_EXERCISE REQUIREMENTS_
Return every line of the material below, keeping each character unchanged.

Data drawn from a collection
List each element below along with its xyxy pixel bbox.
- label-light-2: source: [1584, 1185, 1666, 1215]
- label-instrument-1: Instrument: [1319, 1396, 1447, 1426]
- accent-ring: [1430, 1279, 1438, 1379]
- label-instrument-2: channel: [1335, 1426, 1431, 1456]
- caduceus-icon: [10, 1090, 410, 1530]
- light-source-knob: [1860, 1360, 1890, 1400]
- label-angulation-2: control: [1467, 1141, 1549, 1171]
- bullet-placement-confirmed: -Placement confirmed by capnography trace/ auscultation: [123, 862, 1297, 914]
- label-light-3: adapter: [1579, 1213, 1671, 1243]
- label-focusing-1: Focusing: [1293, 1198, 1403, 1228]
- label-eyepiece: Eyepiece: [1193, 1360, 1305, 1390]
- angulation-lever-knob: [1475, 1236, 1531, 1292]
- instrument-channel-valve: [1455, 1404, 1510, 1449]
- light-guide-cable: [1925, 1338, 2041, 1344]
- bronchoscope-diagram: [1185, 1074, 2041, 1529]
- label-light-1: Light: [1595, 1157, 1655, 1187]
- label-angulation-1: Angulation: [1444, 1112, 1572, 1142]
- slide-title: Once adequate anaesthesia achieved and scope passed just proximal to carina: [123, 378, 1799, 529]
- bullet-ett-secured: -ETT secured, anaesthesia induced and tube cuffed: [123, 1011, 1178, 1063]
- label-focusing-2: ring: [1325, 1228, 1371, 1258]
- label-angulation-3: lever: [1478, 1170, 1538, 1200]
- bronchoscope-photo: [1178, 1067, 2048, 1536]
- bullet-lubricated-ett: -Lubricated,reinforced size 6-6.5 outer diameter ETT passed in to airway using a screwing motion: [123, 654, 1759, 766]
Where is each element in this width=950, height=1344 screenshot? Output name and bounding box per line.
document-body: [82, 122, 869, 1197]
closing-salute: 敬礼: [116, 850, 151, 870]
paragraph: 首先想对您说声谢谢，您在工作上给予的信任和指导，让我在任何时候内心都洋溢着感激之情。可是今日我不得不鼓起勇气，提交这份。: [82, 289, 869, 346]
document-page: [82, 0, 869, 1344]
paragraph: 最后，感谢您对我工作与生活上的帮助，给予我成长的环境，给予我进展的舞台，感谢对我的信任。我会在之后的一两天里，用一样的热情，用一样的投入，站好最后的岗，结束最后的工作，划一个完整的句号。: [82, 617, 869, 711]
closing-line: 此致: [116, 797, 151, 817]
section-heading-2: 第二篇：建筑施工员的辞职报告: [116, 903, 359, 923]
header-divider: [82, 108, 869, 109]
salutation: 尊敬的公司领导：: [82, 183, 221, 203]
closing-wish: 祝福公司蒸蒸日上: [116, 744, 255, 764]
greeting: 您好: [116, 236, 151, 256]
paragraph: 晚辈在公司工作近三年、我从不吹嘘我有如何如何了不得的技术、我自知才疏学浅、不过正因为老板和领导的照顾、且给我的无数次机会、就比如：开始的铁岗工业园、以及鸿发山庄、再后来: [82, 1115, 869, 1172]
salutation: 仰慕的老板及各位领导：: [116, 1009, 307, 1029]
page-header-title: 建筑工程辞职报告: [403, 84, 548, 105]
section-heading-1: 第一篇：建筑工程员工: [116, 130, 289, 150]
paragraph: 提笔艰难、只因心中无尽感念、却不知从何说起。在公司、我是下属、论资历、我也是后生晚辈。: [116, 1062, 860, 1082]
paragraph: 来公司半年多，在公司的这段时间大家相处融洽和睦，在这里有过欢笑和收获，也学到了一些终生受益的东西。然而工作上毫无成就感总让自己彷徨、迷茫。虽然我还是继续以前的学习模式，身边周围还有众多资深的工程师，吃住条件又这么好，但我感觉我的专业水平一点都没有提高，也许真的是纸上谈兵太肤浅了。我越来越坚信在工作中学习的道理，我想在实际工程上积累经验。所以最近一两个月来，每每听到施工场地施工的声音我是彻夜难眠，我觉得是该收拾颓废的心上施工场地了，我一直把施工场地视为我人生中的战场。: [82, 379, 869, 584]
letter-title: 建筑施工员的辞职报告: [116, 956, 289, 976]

_RIGHT ANSWER_
List each element below along with its xyxy pixel bbox.
- label-light-2: source: [1584, 1185, 1666, 1215]
- label-instrument-1: Instrument: [1319, 1396, 1447, 1426]
- accent-ring: [1430, 1279, 1438, 1379]
- label-instrument-2: channel: [1335, 1426, 1431, 1456]
- caduceus-icon: [10, 1090, 410, 1530]
- light-source-knob: [1860, 1360, 1890, 1400]
- label-angulation-2: control: [1467, 1141, 1549, 1171]
- bullet-placement-confirmed: -Placement confirmed by capnography trace/ auscultation: [123, 862, 1297, 914]
- label-light-3: adapter: [1579, 1213, 1671, 1243]
- label-focusing-1: Focusing: [1293, 1198, 1403, 1228]
- label-eyepiece: Eyepiece: [1193, 1360, 1305, 1390]
- angulation-lever-knob: [1475, 1236, 1531, 1292]
- instrument-channel-valve: [1455, 1404, 1510, 1449]
- light-guide-cable: [1925, 1338, 2041, 1344]
- bronchoscope-diagram: [1185, 1074, 2041, 1529]
- label-light-1: Light: [1595, 1157, 1655, 1187]
- label-angulation-1: Angulation: [1444, 1112, 1572, 1142]
- slide-title: Once adequate anaesthesia achieved and scope passed just proximal to carina: [123, 378, 1799, 529]
- bullet-ett-secured: -ETT secured, anaesthesia induced and tube cuffed: [123, 1011, 1178, 1063]
- label-focusing-2: ring: [1325, 1228, 1371, 1258]
- label-angulation-3: lever: [1478, 1170, 1538, 1200]
- bronchoscope-photo: [1178, 1067, 2048, 1536]
- bullet-lubricated-ett: -Lubricated,reinforced size 6-6.5 outer diameter ETT passed in to airway using a screwing motion: [123, 654, 1759, 766]
Where is each element in this width=950, height=1344 screenshot? Output name and bounding box per line.
document-body: [82, 122, 869, 1197]
closing-salute: 敬礼: [116, 850, 151, 870]
paragraph: 首先想对您说声谢谢，您在工作上给予的信任和指导，让我在任何时候内心都洋溢着感激之情。可是今日我不得不鼓起勇气，提交这份。: [82, 289, 869, 346]
document-page: [82, 0, 869, 1344]
paragraph: 最后，感谢您对我工作与生活上的帮助，给予我成长的环境，给予我进展的舞台，感谢对我的信任。我会在之后的一两天里，用一样的热情，用一样的投入，站好最后的岗，结束最后的工作，划一个完整的句号。: [82, 617, 869, 711]
closing-line: 此致: [116, 797, 151, 817]
section-heading-2: 第二篇：建筑施工员的辞职报告: [116, 903, 359, 923]
header-divider: [82, 108, 869, 109]
salutation: 尊敬的公司领导：: [82, 183, 221, 203]
closing-wish: 祝福公司蒸蒸日上: [116, 744, 255, 764]
greeting: 您好: [116, 236, 151, 256]
paragraph: 晚辈在公司工作近三年、我从不吹嘘我有如何如何了不得的技术、我自知才疏学浅、不过正因为老板和领导的照顾、且给我的无数次机会、就比如：开始的铁岗工业园、以及鸿发山庄、再后来: [82, 1115, 869, 1172]
salutation: 仰慕的老板及各位领导：: [116, 1009, 307, 1029]
page-header-title: 建筑工程辞职报告: [403, 84, 548, 105]
section-heading-1: 第一篇：建筑工程员工: [116, 130, 289, 150]
paragraph: 提笔艰难、只因心中无尽感念、却不知从何说起。在公司、我是下属、论资历、我也是后生晚辈。: [116, 1062, 860, 1082]
paragraph: 来公司半年多，在公司的这段时间大家相处融洽和睦，在这里有过欢笑和收获，也学到了一些终生受益的东西。然而工作上毫无成就感总让自己彷徨、迷茫。虽然我还是继续以前的学习模式，身边周围还有众多资深的工程师，吃住条件又这么好，但我感觉我的专业水平一点都没有提高，也许真的是纸上谈兵太肤浅了。我越来越坚信在工作中学习的道理，我想在实际工程上积累经验。所以最近一两个月来，每每听到施工场地施工的声音我是彻夜难眠，我觉得是该收拾颓废的心上施工场地了，我一直把施工场地视为我人生中的战场。: [82, 379, 869, 584]
letter-title: 建筑施工员的辞职报告: [116, 956, 289, 976]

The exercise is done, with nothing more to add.